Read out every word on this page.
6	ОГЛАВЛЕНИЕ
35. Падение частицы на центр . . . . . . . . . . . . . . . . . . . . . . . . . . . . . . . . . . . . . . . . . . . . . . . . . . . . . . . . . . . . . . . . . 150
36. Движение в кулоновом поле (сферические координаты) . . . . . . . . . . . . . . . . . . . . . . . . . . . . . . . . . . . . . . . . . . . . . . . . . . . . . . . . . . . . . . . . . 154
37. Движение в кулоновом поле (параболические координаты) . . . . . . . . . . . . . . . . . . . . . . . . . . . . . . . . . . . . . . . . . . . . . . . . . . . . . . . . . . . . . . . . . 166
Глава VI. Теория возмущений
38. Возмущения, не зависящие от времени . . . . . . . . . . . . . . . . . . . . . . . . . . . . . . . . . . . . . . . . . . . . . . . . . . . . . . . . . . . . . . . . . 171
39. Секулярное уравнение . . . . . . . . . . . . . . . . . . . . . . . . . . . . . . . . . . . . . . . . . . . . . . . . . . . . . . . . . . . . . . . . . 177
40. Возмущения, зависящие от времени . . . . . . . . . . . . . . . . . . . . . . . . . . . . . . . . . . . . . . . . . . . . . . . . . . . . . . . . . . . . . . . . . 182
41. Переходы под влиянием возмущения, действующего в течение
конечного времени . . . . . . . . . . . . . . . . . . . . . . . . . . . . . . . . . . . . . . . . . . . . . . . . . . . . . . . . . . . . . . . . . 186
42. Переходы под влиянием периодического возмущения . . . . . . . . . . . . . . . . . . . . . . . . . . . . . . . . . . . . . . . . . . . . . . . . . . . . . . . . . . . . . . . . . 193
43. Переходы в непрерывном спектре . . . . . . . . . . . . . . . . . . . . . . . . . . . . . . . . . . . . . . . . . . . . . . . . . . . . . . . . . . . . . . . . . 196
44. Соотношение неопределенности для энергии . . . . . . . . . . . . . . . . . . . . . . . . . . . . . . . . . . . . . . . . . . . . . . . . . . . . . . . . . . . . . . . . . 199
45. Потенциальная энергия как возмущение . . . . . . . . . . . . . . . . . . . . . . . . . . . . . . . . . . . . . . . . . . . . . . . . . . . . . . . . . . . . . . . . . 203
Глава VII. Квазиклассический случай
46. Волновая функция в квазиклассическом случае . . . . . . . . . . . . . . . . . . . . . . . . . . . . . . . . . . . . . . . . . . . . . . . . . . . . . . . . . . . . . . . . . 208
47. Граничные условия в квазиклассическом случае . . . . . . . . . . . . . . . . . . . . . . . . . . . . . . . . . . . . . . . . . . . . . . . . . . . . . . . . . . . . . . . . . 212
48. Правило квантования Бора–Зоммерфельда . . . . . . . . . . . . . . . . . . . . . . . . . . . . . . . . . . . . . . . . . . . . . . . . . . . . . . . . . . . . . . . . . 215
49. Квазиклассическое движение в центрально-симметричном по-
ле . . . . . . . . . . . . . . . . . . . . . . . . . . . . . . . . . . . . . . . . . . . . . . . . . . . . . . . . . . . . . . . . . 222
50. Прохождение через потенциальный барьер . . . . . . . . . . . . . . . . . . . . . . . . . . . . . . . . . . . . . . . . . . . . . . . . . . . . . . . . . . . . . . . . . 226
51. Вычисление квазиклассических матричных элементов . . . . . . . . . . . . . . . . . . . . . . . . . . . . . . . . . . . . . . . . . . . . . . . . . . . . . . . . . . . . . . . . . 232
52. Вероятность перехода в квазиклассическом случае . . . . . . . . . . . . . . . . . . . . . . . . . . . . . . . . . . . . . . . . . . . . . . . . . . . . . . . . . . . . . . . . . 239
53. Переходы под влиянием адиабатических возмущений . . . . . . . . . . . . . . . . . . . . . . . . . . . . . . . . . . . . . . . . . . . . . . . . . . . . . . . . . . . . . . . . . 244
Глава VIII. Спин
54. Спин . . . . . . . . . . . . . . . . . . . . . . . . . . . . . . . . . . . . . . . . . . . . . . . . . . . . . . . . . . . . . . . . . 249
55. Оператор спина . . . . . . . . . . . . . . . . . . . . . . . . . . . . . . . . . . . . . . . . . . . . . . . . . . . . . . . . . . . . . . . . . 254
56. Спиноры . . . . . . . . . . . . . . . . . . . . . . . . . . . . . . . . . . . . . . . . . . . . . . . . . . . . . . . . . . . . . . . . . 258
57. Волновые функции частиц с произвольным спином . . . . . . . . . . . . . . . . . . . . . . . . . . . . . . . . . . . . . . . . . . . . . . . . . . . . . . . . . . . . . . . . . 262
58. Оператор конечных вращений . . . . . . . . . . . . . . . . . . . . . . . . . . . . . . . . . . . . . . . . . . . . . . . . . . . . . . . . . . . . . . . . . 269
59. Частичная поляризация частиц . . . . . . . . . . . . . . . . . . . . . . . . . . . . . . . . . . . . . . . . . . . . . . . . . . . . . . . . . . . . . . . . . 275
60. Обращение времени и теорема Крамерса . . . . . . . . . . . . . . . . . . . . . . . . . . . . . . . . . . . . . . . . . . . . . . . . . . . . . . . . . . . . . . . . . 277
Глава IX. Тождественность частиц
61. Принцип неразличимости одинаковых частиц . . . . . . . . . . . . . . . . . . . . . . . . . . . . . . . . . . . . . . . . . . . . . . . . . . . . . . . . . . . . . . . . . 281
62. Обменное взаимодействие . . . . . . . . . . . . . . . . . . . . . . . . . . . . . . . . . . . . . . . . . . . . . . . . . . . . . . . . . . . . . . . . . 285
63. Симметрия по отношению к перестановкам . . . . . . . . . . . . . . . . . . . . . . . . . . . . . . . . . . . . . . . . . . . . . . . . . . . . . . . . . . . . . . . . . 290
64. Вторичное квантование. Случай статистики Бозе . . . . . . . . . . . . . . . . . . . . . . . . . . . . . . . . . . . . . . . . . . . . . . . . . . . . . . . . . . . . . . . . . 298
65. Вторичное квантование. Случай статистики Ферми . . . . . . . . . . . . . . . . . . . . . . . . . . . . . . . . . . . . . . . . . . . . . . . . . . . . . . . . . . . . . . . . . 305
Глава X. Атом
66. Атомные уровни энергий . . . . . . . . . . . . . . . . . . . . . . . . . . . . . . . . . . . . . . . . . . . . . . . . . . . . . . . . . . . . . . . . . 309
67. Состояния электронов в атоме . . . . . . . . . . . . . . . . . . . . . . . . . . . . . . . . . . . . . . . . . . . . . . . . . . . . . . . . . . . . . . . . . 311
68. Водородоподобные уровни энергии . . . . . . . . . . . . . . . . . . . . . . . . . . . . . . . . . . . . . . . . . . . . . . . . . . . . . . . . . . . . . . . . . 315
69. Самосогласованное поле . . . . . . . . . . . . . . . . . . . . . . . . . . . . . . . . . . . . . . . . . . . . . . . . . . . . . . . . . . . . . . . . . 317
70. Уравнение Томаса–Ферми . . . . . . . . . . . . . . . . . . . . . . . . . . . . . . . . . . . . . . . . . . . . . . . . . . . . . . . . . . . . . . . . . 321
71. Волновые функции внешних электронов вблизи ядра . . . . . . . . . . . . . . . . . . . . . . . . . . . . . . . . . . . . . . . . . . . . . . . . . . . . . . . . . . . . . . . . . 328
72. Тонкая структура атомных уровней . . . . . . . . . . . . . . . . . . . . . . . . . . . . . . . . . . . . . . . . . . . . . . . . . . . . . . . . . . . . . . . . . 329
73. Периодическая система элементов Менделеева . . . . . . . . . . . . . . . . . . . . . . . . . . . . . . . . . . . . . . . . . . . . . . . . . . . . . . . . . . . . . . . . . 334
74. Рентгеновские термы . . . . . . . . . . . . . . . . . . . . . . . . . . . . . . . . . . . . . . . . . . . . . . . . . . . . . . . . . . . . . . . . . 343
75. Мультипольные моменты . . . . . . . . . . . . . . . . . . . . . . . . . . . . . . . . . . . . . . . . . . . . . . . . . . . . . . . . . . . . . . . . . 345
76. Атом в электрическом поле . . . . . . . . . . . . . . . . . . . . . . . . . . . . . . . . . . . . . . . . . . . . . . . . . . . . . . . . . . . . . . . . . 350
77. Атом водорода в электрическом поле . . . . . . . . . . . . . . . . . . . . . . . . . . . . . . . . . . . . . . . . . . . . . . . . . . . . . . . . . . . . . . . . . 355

## Task statement
Each line above that holds the string "возмущений" should be copied and shown.

## Exercise solution
Глава VI. Теория возмущений
53. Переходы под влиянием адиабатических возмущений . . . . . . . . . . . . . . . . . . . . . . . . . . . . . . . . . . . . . . . . . . . . . . . . . . . . . . . . . . . . . . . . . 244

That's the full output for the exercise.